◆ **DATASET EXTRACT**
— begin —

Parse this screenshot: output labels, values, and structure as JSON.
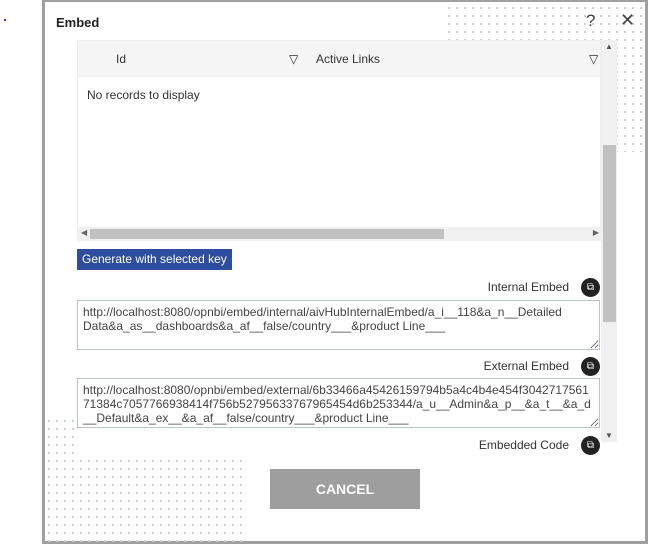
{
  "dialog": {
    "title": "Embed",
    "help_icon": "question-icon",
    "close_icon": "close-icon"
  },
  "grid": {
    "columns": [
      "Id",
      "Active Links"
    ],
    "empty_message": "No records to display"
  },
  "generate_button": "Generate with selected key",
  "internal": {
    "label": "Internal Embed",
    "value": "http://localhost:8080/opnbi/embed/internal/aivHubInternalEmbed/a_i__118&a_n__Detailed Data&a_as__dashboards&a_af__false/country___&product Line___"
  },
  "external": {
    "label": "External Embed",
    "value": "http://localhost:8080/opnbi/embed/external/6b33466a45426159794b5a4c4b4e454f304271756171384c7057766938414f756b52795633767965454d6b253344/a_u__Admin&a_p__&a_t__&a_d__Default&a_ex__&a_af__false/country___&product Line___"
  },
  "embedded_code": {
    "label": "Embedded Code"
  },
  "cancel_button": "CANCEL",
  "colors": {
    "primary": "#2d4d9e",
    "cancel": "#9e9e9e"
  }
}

— end —
— begin —

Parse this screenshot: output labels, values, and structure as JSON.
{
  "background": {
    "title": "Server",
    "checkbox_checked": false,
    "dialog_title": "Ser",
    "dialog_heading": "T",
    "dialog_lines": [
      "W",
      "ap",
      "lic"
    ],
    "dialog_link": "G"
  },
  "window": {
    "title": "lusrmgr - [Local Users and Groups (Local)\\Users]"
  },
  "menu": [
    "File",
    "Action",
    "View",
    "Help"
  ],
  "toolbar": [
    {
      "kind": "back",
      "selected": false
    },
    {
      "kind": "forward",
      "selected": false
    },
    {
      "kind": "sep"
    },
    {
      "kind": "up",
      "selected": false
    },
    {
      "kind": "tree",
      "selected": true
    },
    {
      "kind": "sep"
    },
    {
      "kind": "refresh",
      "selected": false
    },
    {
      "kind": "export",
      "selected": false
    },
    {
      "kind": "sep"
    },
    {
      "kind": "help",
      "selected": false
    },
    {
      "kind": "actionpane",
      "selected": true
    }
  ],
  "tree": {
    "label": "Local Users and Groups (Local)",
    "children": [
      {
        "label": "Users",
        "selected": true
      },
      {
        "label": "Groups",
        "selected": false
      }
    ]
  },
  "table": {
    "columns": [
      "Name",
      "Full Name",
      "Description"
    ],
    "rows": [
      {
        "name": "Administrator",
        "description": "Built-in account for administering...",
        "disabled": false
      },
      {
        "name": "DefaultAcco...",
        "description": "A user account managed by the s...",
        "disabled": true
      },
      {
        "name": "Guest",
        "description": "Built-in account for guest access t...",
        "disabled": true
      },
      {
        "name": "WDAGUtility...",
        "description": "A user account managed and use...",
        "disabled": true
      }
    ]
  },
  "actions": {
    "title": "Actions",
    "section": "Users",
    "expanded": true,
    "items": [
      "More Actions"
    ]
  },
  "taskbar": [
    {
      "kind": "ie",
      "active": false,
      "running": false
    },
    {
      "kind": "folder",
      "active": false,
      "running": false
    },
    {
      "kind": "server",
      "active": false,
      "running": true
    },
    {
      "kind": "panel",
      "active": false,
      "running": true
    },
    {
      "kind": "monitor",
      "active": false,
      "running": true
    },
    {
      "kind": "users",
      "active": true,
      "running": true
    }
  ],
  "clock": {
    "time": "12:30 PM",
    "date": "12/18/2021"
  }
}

— end —

◆ **TASK TO CARRY OUT**
Filter the listing above by the word "Built"; copy each line that passes.

◆ **RESULT**
        "description": "Built-in account for administering...",
        "description": "Built-in account for guest access t...",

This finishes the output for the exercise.